Try it: Copy the listing exactly as given. Omit every picture.

Dataset extract:
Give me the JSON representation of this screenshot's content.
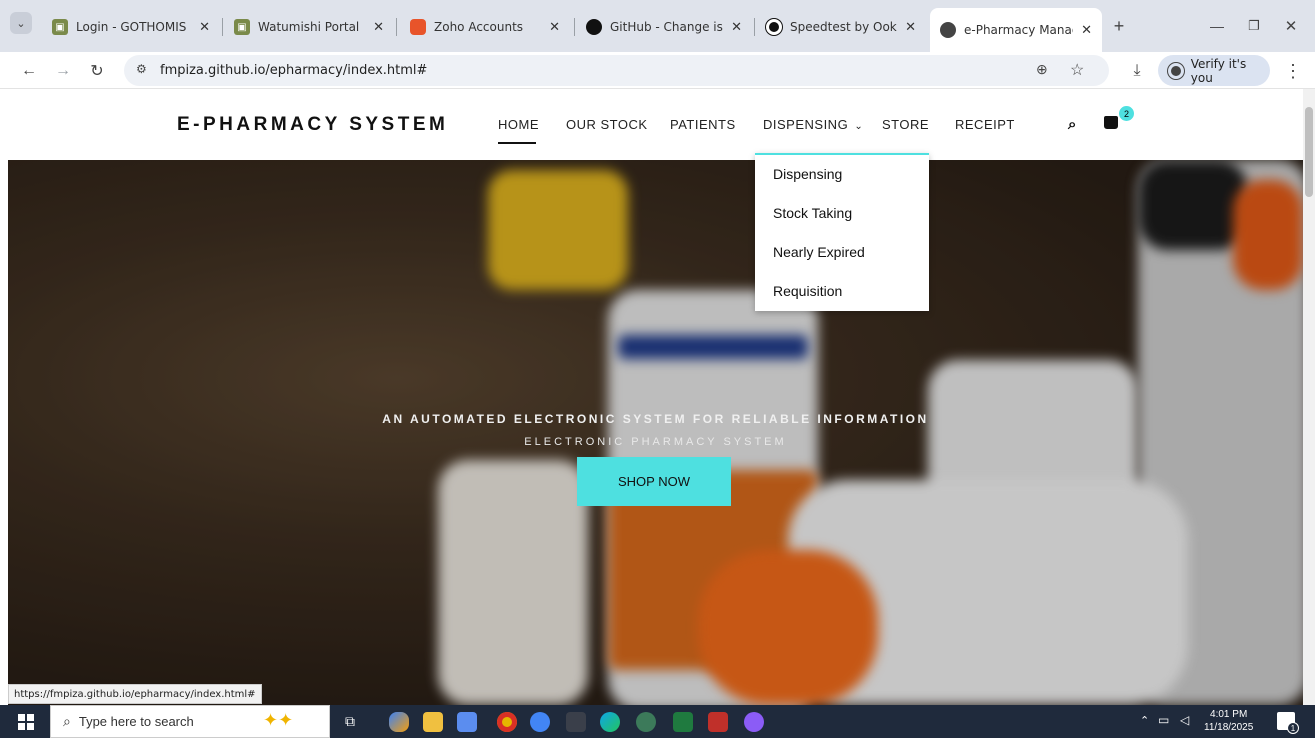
{
  "browser": {
    "tabs": [
      {
        "title": "Login - GOTHOMIS",
        "favicon_color": "#7a8a4a"
      },
      {
        "title": "Watumishi Portal",
        "favicon_color": "#7a8a4a"
      },
      {
        "title": "Zoho Accounts",
        "favicon_color": "#e8542a"
      },
      {
        "title": "GitHub - Change is co",
        "favicon_color": "#111111"
      },
      {
        "title": "Speedtest by Ookla -",
        "favicon_color": "#111111"
      },
      {
        "title": "e-Pharmacy Manage",
        "favicon_color": "#444444"
      }
    ],
    "new_tab": "+",
    "url": "fmpiza.github.io/epharmacy/index.html#",
    "verify_label": "Verify it's you",
    "status_url": "https://fmpiza.github.io/epharmacy/index.html#"
  },
  "site": {
    "brand": "E-PHARMACY SYSTEM",
    "nav": [
      "HOME",
      "OUR STOCK",
      "PATIENTS",
      "DISPENSING",
      "STORE",
      "RECEIPT"
    ],
    "dispensing_caret": "⌄",
    "cart_count": "2",
    "dropdown": [
      "Dispensing",
      "Stock Taking",
      "Nearly Expired",
      "Requisition"
    ],
    "hero": {
      "tagline": "AN AUTOMATED ELECTRONIC SYSTEM FOR RELIABLE INFORMATION",
      "subtitle": "ELECTRONIC PHARMACY SYSTEM",
      "cta": "SHOP NOW"
    }
  },
  "taskbar": {
    "search_placeholder": "Type here to search",
    "time": "4:01 PM",
    "date": "11/18/2025",
    "notification_count": "1"
  },
  "colors": {
    "accent": "#4ee0e0",
    "taskbar": "#1f2a3c"
  }
}
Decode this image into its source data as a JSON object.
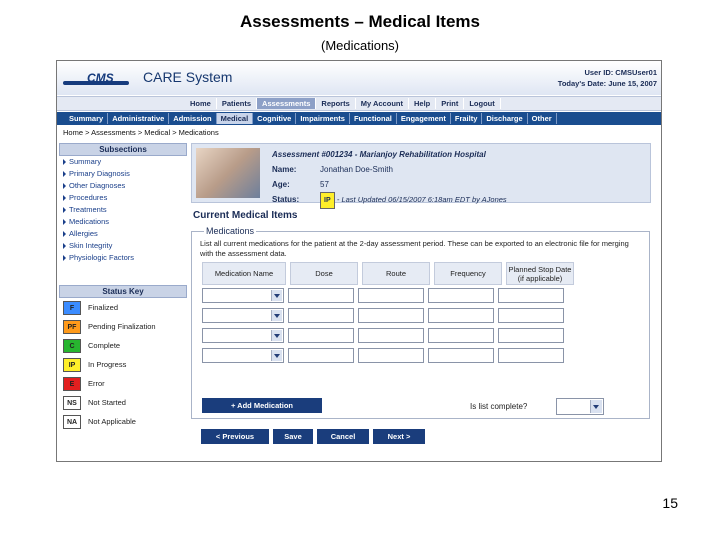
{
  "slide": {
    "title": "Assessments – Medical Items",
    "subtitle": "(Medications)",
    "page_number": "15"
  },
  "header": {
    "logo_text": "CMS",
    "system_name": "CARE System",
    "user_id": "User ID: CMSUser01",
    "date": "Today's Date: June 15, 2007"
  },
  "main_nav": {
    "items": [
      "Home",
      "Patients",
      "Assessments",
      "Reports",
      "My Account",
      "Help",
      "Print",
      "Logout"
    ],
    "active": "Assessments"
  },
  "sub_nav": {
    "items": [
      "Summary",
      "Administrative",
      "Admission",
      "Medical",
      "Cognitive",
      "Impairments",
      "Functional",
      "Engagement",
      "Frailty",
      "Discharge",
      "Other"
    ],
    "active": "Medical"
  },
  "breadcrumb": "Home  >  Assessments  >  Medical  >  Medications",
  "sidebar": {
    "subsections_title": "Subsections",
    "subsections": [
      "Summary",
      "Primary Diagnosis",
      "Other Diagnoses",
      "Procedures",
      "Treatments",
      "Medications",
      "Allergies",
      "Skin Integrity",
      "Physiologic Factors"
    ],
    "status_key_title": "Status Key",
    "status_key": [
      {
        "code": "F",
        "label": "Finalized",
        "color": "#3b8cff"
      },
      {
        "code": "PF",
        "label": "Pending Finalization",
        "color": "#ff9a1a"
      },
      {
        "code": "C",
        "label": "Complete",
        "color": "#27b52f"
      },
      {
        "code": "IP",
        "label": "In Progress",
        "color": "#ffef2a"
      },
      {
        "code": "E",
        "label": "Error",
        "color": "#e21f1f"
      },
      {
        "code": "NS",
        "label": "Not Started",
        "color": "#ffffff"
      },
      {
        "code": "NA",
        "label": "Not Applicable",
        "color": "#ffffff"
      }
    ]
  },
  "assessment": {
    "title": "Assessment #001234 - Marianjoy Rehabilitation Hospital",
    "name_label": "Name:",
    "name_value": "Jonathan Doe-Smith",
    "age_label": "Age:",
    "age_value": "57",
    "status_label": "Status:",
    "status_value": "IP",
    "last_updated": "- Last Updated 06/15/2007 6:18am EDT by AJones"
  },
  "section": {
    "title": "Current Medical Items",
    "legend": "Medications",
    "description": "List all current medications for the patient at the 2-day assessment period. These can be exported to an electronic file for merging with the assessment data.",
    "columns": [
      "Medication Name",
      "Dose",
      "Route",
      "Frequency",
      "Planned Stop Date (if applicable)"
    ],
    "add_button": "+ Add Medication",
    "is_list_complete": "Is list complete?"
  },
  "actions": {
    "previous": "< Previous",
    "save": "Save",
    "cancel": "Cancel",
    "next": "Next >"
  }
}
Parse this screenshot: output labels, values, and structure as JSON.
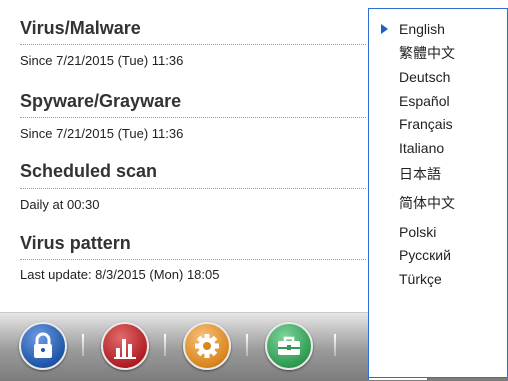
{
  "sections": [
    {
      "title": "Virus/Malware",
      "detail": "Since 7/21/2015 (Tue) 11:36"
    },
    {
      "title": "Spyware/Grayware",
      "detail": "Since 7/21/2015 (Tue) 11:36"
    },
    {
      "title": "Scheduled scan",
      "detail": "Daily at 00:30"
    },
    {
      "title": "Virus pattern",
      "detail": "Last update: 8/3/2015 (Mon) 18:05"
    }
  ],
  "language_menu": {
    "selected": "English",
    "items": [
      "English",
      "繁體中文",
      "Deutsch",
      "Español",
      "Français",
      "Italiano",
      "日本語",
      "简体中文",
      "Polski",
      "Русский",
      "Türkçe"
    ]
  },
  "toolbar": {
    "buttons": [
      {
        "icon": "lock-icon",
        "color": "#1f56a7"
      },
      {
        "icon": "bar-chart-icon",
        "color": "#b01f26"
      },
      {
        "icon": "gear-icon",
        "color": "#d9861e"
      },
      {
        "icon": "toolbox-icon",
        "color": "#2f9b52"
      },
      {
        "icon": "globe-icon",
        "color": "#ef6b0f",
        "active": true
      }
    ]
  },
  "colors": {
    "accent": "#2f6fd6",
    "selected_arrow": "#1e5fc5"
  }
}
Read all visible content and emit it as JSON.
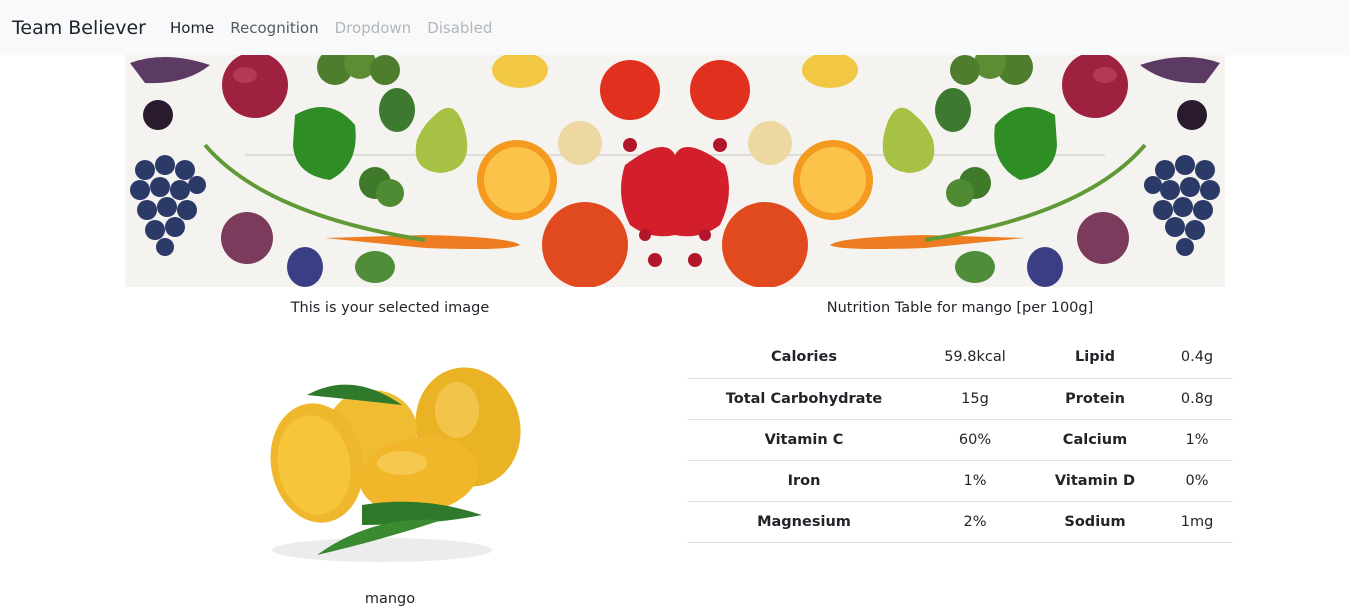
{
  "navbar": {
    "brand": "Team Believer",
    "links": [
      {
        "label": "Home",
        "state": "active"
      },
      {
        "label": "Recognition",
        "state": "normal"
      },
      {
        "label": "Dropdown",
        "state": "muted"
      },
      {
        "label": "Disabled",
        "state": "disabled"
      }
    ]
  },
  "banner": {
    "icon": "vegetables-banner-image"
  },
  "main": {
    "selected_caption": "This is your selected image",
    "selected_label": "mango",
    "table_title": "Nutrition Table for mango [per 100g]"
  },
  "nutrition": [
    {
      "name1": "Calories",
      "value1": "59.8kcal",
      "name2": "Lipid",
      "value2": "0.4g"
    },
    {
      "name1": "Total Carbohydrate",
      "value1": "15g",
      "name2": "Protein",
      "value2": "0.8g"
    },
    {
      "name1": "Vitamin C",
      "value1": "60%",
      "name2": "Calcium",
      "value2": "1%"
    },
    {
      "name1": "Iron",
      "value1": "1%",
      "name2": "Vitamin D",
      "value2": "0%"
    },
    {
      "name1": "Magnesium",
      "value1": "2%",
      "name2": "Sodium",
      "value2": "1mg"
    }
  ],
  "colors": {
    "navbar_bg": "#f8f9fa",
    "text": "#212529",
    "muted": "#b3b6b9",
    "border": "#dee2e6",
    "mango": "#f2b72a",
    "leaf": "#2f7a2a"
  }
}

Final answer:
Give me the JSON representation of this screenshot's content.
{
  "browser": {
    "tabs": [
      {
        "title": "Login - GOTHOMIS",
        "favicon_color": "#7a8a4a"
      },
      {
        "title": "Watumishi Portal",
        "favicon_color": "#7a8a4a"
      },
      {
        "title": "Zoho Accounts",
        "favicon_color": "#e8542a"
      },
      {
        "title": "GitHub - Change is co",
        "favicon_color": "#111111"
      },
      {
        "title": "Speedtest by Ookla -",
        "favicon_color": "#111111"
      },
      {
        "title": "e-Pharmacy Manage",
        "favicon_color": "#444444"
      }
    ],
    "new_tab": "+",
    "url": "fmpiza.github.io/epharmacy/index.html#",
    "verify_label": "Verify it's you",
    "status_url": "https://fmpiza.github.io/epharmacy/index.html#"
  },
  "site": {
    "brand": "E-PHARMACY SYSTEM",
    "nav": [
      "HOME",
      "OUR STOCK",
      "PATIENTS",
      "DISPENSING",
      "STORE",
      "RECEIPT"
    ],
    "dispensing_caret": "⌄",
    "cart_count": "2",
    "dropdown": [
      "Dispensing",
      "Stock Taking",
      "Nearly Expired",
      "Requisition"
    ],
    "hero": {
      "tagline": "AN AUTOMATED ELECTRONIC SYSTEM FOR RELIABLE INFORMATION",
      "subtitle": "ELECTRONIC PHARMACY SYSTEM",
      "cta": "SHOP NOW"
    }
  },
  "taskbar": {
    "search_placeholder": "Type here to search",
    "time": "4:01 PM",
    "date": "11/18/2025",
    "notification_count": "1"
  },
  "colors": {
    "accent": "#4ee0e0",
    "taskbar": "#1f2a3c"
  }
}
Decode this image into its source data as a JSON object.
{
  "slide": {
    "title": "Assessments – Medical Items",
    "subtitle": "(Medications)",
    "page_number": "15"
  },
  "header": {
    "logo_text": "CMS",
    "system_name": "CARE System",
    "user_id": "User ID: CMSUser01",
    "date": "Today's Date: June 15, 2007"
  },
  "main_nav": {
    "items": [
      "Home",
      "Patients",
      "Assessments",
      "Reports",
      "My Account",
      "Help",
      "Print",
      "Logout"
    ],
    "active": "Assessments"
  },
  "sub_nav": {
    "items": [
      "Summary",
      "Administrative",
      "Admission",
      "Medical",
      "Cognitive",
      "Impairments",
      "Functional",
      "Engagement",
      "Frailty",
      "Discharge",
      "Other"
    ],
    "active": "Medical"
  },
  "breadcrumb": "Home  >  Assessments  >  Medical  >  Medications",
  "sidebar": {
    "subsections_title": "Subsections",
    "subsections": [
      "Summary",
      "Primary Diagnosis",
      "Other Diagnoses",
      "Procedures",
      "Treatments",
      "Medications",
      "Allergies",
      "Skin Integrity",
      "Physiologic Factors"
    ],
    "status_key_title": "Status Key",
    "status_key": [
      {
        "code": "F",
        "label": "Finalized",
        "color": "#3b8cff"
      },
      {
        "code": "PF",
        "label": "Pending Finalization",
        "color": "#ff9a1a"
      },
      {
        "code": "C",
        "label": "Complete",
        "color": "#27b52f"
      },
      {
        "code": "IP",
        "label": "In Progress",
        "color": "#ffef2a"
      },
      {
        "code": "E",
        "label": "Error",
        "color": "#e21f1f"
      },
      {
        "code": "NS",
        "label": "Not Started",
        "color": "#ffffff"
      },
      {
        "code": "NA",
        "label": "Not Applicable",
        "color": "#ffffff"
      }
    ]
  },
  "assessment": {
    "title": "Assessment #001234 - Marianjoy Rehabilitation Hospital",
    "name_label": "Name:",
    "name_value": "Jonathan Doe-Smith",
    "age_label": "Age:",
    "age_value": "57",
    "status_label": "Status:",
    "status_value": "IP",
    "last_updated": "- Last Updated 06/15/2007 6:18am EDT by AJones"
  },
  "section": {
    "title": "Current Medical Items",
    "legend": "Medications",
    "description": "List all current medications for the patient at the 2-day assessment period. These can be exported to an electronic file for merging with the assessment data.",
    "columns": [
      "Medication Name",
      "Dose",
      "Route",
      "Frequency",
      "Planned Stop Date (if applicable)"
    ],
    "add_button": "+ Add Medication",
    "is_list_complete": "Is list complete?"
  },
  "actions": {
    "previous": "< Previous",
    "save": "Save",
    "cancel": "Cancel",
    "next": "Next >"
  }
}
Parse this screenshot: output labels, values, and structure as JSON.
{
  "sections": [
    {
      "title": "Virus/Malware",
      "detail": "Since 7/21/2015 (Tue) 11:36"
    },
    {
      "title": "Spyware/Grayware",
      "detail": "Since 7/21/2015 (Tue) 11:36"
    },
    {
      "title": "Scheduled scan",
      "detail": "Daily at 00:30"
    },
    {
      "title": "Virus pattern",
      "detail": "Last update: 8/3/2015 (Mon) 18:05"
    }
  ],
  "language_menu": {
    "selected": "English",
    "items": [
      "English",
      "繁體中文",
      "Deutsch",
      "Español",
      "Français",
      "Italiano",
      "日本語",
      "简体中文",
      "Polski",
      "Русский",
      "Türkçe"
    ]
  },
  "toolbar": {
    "buttons": [
      {
        "icon": "lock-icon",
        "color": "#1f56a7"
      },
      {
        "icon": "bar-chart-icon",
        "color": "#b01f26"
      },
      {
        "icon": "gear-icon",
        "color": "#d9861e"
      },
      {
        "icon": "toolbox-icon",
        "color": "#2f9b52"
      },
      {
        "icon": "globe-icon",
        "color": "#ef6b0f",
        "active": true
      }
    ]
  },
  "colors": {
    "accent": "#2f6fd6",
    "selected_arrow": "#1e5fc5"
  }
}
Read all visible content and emit it as JSON.
{
  "navbar": {
    "brand": "Team Believer",
    "links": [
      {
        "label": "Home",
        "state": "active"
      },
      {
        "label": "Recognition",
        "state": "normal"
      },
      {
        "label": "Dropdown",
        "state": "muted"
      },
      {
        "label": "Disabled",
        "state": "disabled"
      }
    ]
  },
  "banner": {
    "icon": "vegetables-banner-image"
  },
  "main": {
    "selected_caption": "This is your selected image",
    "selected_label": "mango",
    "table_title": "Nutrition Table for mango [per 100g]"
  },
  "nutrition": [
    {
      "name1": "Calories",
      "value1": "59.8kcal",
      "name2": "Lipid",
      "value2": "0.4g"
    },
    {
      "name1": "Total Carbohydrate",
      "value1": "15g",
      "name2": "Protein",
      "value2": "0.8g"
    },
    {
      "name1": "Vitamin C",
      "value1": "60%",
      "name2": "Calcium",
      "value2": "1%"
    },
    {
      "name1": "Iron",
      "value1": "1%",
      "name2": "Vitamin D",
      "value2": "0%"
    },
    {
      "name1": "Magnesium",
      "value1": "2%",
      "name2": "Sodium",
      "value2": "1mg"
    }
  ],
  "colors": {
    "navbar_bg": "#f8f9fa",
    "text": "#212529",
    "muted": "#b3b6b9",
    "border": "#dee2e6",
    "mango": "#f2b72a",
    "leaf": "#2f7a2a"
  }
}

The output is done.